## Task material:
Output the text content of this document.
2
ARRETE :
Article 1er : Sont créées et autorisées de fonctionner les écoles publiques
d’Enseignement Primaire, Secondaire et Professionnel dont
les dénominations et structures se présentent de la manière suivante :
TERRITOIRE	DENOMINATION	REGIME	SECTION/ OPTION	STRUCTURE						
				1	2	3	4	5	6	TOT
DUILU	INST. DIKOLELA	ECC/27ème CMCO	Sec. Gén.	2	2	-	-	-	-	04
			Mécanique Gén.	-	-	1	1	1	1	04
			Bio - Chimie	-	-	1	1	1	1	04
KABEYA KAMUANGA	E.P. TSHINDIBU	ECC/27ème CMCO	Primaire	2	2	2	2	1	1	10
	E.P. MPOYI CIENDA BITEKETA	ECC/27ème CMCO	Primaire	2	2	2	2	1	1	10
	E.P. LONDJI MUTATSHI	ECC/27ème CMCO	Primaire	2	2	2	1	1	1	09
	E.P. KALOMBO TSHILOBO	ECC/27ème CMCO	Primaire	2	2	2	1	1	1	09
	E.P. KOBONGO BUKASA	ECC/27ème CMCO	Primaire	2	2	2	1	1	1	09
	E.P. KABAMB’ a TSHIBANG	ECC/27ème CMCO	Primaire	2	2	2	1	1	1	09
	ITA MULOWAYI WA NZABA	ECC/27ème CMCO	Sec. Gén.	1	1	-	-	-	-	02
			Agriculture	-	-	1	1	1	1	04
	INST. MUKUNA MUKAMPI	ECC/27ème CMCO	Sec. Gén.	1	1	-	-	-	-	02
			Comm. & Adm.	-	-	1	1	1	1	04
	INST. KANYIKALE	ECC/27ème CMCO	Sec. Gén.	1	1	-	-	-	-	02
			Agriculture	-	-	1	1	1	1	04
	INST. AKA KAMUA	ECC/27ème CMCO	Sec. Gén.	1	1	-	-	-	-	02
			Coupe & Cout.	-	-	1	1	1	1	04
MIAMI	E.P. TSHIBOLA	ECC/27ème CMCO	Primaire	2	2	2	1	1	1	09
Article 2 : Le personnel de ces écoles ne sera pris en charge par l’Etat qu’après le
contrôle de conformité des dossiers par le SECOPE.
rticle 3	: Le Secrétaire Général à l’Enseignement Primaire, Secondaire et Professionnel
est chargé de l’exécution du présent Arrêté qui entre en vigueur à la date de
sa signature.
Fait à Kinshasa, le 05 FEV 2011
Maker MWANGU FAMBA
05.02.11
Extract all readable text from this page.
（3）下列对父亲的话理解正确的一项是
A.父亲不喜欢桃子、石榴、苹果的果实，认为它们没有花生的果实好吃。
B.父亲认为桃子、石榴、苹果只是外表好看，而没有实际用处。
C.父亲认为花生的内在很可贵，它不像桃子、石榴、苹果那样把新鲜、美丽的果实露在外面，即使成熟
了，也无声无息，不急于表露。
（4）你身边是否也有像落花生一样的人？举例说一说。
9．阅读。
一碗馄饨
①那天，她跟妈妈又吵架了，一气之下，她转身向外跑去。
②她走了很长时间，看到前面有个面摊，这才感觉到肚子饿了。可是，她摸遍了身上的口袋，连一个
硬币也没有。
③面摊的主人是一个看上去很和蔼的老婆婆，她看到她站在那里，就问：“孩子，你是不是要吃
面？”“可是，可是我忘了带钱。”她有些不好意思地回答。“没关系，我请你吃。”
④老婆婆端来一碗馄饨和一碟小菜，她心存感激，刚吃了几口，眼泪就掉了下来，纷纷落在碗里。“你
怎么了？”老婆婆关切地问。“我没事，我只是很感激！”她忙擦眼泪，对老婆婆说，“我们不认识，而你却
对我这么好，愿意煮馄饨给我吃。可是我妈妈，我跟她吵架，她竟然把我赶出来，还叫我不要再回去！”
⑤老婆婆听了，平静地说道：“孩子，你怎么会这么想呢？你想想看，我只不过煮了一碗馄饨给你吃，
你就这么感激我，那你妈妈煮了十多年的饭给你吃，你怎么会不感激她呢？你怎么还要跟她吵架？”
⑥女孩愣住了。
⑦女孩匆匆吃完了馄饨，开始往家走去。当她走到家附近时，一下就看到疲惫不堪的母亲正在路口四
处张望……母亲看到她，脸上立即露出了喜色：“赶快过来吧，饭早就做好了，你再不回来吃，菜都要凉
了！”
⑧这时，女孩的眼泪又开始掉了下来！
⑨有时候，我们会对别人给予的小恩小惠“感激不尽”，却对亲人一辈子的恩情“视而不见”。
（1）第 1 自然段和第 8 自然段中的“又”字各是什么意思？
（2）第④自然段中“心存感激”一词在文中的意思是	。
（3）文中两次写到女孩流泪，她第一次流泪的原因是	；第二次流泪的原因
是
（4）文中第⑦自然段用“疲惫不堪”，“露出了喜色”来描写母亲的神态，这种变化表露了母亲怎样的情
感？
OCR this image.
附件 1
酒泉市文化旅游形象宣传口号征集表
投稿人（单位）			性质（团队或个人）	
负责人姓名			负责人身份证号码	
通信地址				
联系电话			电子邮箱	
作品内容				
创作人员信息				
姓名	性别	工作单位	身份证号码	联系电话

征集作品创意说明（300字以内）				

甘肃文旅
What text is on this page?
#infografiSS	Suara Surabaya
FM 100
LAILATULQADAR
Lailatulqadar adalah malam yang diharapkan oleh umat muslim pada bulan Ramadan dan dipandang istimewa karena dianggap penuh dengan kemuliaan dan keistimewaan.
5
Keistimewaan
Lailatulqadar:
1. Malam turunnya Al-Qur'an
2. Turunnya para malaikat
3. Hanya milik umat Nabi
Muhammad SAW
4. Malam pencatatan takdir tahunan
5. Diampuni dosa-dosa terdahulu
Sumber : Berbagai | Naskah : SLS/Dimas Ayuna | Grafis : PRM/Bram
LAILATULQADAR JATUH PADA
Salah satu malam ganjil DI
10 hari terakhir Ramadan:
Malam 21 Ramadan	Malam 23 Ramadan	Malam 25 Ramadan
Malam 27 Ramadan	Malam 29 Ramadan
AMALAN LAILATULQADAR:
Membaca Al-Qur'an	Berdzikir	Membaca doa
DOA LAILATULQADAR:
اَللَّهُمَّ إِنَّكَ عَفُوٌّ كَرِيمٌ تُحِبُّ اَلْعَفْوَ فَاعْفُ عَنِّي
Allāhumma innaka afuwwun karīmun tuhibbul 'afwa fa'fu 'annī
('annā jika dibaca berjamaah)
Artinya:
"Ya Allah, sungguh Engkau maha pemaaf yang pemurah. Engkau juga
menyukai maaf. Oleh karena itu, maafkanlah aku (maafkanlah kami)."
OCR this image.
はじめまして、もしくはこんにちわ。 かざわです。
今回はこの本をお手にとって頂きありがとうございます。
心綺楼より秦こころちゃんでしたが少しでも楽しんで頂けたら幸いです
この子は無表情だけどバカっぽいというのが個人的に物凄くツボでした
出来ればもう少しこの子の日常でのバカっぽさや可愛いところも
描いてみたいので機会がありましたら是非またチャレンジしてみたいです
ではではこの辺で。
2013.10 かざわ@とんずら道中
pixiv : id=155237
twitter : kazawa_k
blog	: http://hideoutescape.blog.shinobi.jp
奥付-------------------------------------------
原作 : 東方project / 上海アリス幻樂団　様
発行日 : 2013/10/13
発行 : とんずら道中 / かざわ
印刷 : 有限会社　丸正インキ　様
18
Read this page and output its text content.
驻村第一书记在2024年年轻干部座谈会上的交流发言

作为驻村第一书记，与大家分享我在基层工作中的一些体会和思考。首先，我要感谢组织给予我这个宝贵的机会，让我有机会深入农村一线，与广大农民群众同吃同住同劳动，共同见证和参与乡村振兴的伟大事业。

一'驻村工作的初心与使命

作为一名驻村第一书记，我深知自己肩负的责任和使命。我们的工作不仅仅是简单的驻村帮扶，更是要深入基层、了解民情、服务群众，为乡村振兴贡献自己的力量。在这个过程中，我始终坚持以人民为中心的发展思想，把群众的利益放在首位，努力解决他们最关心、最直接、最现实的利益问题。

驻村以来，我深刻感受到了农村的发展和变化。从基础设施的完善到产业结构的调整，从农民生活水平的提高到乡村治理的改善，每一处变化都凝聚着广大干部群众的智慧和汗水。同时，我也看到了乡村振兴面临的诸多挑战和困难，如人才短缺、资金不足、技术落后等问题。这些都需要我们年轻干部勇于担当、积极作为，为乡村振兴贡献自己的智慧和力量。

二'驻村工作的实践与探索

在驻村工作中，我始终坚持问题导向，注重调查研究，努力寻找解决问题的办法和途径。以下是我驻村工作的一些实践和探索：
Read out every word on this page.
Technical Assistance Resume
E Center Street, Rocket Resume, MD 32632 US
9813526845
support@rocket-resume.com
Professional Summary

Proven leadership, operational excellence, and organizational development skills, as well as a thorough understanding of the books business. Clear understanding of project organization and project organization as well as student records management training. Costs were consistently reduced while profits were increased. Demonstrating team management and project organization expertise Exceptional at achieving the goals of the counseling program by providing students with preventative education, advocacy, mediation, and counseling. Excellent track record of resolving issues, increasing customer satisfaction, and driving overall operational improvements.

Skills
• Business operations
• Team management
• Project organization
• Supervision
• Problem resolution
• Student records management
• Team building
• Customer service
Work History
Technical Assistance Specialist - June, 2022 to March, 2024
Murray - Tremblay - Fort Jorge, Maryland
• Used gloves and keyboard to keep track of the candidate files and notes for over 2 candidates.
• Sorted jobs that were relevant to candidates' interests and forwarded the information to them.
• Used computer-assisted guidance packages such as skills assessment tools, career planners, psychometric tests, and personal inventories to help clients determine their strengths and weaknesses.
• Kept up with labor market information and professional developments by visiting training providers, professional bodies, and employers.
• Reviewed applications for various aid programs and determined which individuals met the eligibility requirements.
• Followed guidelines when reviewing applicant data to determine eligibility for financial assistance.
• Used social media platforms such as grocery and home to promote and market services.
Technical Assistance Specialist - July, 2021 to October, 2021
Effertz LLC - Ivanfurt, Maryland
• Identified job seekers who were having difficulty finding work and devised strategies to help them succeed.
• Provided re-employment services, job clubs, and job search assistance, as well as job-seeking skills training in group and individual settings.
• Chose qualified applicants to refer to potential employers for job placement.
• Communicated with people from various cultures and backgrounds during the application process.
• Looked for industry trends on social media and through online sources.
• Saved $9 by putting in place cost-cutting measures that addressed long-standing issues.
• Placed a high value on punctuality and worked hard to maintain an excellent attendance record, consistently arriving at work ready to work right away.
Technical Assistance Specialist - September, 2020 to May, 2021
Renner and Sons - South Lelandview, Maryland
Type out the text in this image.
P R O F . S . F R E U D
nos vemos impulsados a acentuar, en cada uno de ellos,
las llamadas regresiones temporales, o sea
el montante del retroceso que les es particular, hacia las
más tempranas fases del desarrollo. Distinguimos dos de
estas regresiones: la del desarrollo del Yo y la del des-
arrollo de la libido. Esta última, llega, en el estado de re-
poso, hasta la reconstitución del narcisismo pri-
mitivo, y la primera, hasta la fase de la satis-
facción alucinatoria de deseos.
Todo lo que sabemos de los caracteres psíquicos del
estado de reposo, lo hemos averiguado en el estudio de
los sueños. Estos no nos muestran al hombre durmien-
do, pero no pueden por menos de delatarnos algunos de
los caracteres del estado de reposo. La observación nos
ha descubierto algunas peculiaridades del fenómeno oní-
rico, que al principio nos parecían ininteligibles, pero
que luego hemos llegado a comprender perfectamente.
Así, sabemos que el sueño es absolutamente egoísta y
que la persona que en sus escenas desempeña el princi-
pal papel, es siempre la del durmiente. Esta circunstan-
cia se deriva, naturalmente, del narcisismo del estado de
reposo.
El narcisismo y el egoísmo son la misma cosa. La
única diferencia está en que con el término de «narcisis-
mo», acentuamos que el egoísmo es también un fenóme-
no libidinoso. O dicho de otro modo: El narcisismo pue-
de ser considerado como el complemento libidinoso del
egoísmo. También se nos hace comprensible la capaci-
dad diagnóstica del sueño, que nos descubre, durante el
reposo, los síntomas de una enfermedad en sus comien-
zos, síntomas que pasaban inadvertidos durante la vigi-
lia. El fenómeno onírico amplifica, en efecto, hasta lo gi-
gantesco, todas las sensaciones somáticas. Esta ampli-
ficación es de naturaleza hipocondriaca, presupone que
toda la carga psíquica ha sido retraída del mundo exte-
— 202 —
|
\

## What you are asked to do:
List each line of the entries that holds the string "social".

## Expected output:
• Used social media platforms such as grocery and home to promote and market services.
• Looked for industry trends on social media and through online sources.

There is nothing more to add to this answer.